• _RECORDS FOR THE EXERCISE_
□ □ □

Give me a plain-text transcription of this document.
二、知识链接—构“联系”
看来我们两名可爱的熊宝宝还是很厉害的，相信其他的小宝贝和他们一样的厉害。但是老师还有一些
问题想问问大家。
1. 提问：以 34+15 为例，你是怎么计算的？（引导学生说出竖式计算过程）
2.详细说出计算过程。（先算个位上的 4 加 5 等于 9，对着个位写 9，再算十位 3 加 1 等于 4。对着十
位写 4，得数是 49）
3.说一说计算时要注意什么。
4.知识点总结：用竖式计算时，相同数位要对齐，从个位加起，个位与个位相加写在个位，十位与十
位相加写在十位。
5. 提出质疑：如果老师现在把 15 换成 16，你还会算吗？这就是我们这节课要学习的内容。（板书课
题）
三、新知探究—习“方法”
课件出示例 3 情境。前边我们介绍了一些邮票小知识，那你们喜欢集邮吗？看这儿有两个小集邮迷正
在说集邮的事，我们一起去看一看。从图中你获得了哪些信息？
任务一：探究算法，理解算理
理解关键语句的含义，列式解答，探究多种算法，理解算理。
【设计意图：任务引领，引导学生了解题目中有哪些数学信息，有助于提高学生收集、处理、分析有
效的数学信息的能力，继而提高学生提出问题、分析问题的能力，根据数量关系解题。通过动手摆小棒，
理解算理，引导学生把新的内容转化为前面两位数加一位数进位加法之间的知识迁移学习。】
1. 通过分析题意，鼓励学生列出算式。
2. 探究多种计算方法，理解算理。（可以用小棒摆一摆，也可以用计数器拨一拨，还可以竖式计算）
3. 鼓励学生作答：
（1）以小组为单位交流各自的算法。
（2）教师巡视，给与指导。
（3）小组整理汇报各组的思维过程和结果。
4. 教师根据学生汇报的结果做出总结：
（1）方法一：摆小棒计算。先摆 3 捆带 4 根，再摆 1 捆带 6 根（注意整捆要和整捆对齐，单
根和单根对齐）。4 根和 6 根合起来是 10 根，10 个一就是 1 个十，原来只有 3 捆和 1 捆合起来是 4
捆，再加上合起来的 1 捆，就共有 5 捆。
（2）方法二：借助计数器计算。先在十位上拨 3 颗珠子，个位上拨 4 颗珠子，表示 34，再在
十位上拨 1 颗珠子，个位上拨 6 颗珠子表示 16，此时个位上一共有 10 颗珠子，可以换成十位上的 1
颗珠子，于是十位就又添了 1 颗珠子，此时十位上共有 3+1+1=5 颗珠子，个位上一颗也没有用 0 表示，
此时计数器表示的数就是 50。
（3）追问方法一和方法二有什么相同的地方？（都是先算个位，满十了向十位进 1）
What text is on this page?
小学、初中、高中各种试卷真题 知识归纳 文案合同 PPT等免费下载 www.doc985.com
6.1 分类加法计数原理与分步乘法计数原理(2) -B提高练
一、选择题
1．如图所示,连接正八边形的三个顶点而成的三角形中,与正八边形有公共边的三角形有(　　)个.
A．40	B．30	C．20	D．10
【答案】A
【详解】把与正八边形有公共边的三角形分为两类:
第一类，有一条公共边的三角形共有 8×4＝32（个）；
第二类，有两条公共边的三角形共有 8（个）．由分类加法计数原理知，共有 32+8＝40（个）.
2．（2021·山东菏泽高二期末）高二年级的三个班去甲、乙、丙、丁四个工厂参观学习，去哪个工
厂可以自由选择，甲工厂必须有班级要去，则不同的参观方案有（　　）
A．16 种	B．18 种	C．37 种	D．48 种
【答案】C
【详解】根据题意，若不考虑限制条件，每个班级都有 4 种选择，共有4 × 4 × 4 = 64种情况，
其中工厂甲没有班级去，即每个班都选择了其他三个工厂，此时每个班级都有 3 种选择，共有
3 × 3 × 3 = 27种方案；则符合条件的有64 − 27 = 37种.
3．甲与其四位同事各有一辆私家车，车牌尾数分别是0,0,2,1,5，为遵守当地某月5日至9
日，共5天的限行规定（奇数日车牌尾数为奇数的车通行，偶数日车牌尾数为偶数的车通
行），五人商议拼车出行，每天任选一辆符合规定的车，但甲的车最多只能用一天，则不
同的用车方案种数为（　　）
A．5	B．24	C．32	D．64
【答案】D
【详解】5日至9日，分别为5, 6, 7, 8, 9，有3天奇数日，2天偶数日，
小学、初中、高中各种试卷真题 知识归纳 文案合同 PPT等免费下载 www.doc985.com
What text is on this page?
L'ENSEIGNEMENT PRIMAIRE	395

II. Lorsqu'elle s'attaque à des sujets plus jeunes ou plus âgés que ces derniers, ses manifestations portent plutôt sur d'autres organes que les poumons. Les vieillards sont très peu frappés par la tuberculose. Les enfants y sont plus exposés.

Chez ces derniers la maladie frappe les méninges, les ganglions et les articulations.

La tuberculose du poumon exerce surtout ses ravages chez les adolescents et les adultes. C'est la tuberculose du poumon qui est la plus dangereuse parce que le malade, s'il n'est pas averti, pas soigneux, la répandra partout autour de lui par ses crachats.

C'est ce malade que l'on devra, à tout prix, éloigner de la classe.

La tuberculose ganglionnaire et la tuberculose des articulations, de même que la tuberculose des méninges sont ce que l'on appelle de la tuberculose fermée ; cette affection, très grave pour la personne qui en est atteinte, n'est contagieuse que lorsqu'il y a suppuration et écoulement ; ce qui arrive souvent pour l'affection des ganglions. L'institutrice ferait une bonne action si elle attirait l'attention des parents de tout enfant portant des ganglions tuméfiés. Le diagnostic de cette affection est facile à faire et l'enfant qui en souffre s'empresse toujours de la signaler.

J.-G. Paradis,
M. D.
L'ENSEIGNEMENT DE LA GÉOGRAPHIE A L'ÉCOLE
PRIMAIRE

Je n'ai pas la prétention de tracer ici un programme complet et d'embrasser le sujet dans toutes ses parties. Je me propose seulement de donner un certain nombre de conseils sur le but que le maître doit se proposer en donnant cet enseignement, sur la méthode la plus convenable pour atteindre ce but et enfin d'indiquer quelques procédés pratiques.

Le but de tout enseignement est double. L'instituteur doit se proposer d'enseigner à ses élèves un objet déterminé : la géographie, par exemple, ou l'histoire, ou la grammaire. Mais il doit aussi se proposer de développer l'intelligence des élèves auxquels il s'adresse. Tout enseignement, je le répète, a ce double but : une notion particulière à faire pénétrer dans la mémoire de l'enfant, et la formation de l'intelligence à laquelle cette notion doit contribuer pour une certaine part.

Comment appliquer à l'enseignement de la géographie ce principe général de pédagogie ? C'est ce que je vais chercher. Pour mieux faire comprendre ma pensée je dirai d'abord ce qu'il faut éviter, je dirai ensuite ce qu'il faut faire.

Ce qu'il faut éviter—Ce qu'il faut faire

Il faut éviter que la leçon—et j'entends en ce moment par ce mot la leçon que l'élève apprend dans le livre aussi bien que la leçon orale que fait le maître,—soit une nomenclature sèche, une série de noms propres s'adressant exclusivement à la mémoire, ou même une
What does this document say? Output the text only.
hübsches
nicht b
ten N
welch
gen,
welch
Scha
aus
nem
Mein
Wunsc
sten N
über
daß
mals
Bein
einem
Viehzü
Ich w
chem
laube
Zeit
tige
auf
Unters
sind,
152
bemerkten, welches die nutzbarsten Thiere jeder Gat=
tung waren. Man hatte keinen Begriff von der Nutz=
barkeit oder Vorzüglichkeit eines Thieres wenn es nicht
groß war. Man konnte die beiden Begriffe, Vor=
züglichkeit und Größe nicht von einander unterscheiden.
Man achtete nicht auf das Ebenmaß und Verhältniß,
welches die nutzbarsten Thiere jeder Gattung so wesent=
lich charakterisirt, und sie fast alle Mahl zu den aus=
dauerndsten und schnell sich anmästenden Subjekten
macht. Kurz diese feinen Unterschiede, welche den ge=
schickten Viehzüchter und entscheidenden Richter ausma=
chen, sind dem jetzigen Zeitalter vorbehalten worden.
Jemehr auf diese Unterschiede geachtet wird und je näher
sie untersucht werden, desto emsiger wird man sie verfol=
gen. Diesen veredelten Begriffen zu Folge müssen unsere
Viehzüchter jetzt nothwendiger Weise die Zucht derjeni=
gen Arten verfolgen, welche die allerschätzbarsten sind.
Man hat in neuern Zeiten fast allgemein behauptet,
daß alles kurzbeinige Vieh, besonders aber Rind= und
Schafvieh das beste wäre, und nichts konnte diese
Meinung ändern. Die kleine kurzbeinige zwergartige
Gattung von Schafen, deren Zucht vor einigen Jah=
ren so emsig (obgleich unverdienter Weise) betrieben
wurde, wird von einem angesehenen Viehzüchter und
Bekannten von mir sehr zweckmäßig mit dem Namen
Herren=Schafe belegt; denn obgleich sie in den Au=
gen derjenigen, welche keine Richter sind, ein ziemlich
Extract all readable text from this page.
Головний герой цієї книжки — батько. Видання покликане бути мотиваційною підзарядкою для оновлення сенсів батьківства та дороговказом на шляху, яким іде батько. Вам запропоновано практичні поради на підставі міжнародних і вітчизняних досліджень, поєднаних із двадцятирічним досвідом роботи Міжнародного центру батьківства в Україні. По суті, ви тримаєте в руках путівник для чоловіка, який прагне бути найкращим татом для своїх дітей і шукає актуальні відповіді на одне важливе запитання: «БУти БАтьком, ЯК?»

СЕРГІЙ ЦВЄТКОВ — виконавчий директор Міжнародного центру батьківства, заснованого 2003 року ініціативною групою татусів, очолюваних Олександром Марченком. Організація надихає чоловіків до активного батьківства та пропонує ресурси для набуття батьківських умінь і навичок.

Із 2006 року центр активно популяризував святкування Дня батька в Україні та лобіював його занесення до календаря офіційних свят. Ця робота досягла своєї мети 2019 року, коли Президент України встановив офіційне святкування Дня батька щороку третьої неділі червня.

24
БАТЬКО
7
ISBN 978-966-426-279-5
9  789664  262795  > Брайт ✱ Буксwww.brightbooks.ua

□ □ □

• _EXERCISE DETAILS_
Extract each line from the listing that holds the word "kurzbeinige".

• _WRITTEN SOLUTION_
daß alles kurzbeinige Vieh, besonders aber Rind= und
Meinung ändern. Die kleine kurzbeinige zwergartige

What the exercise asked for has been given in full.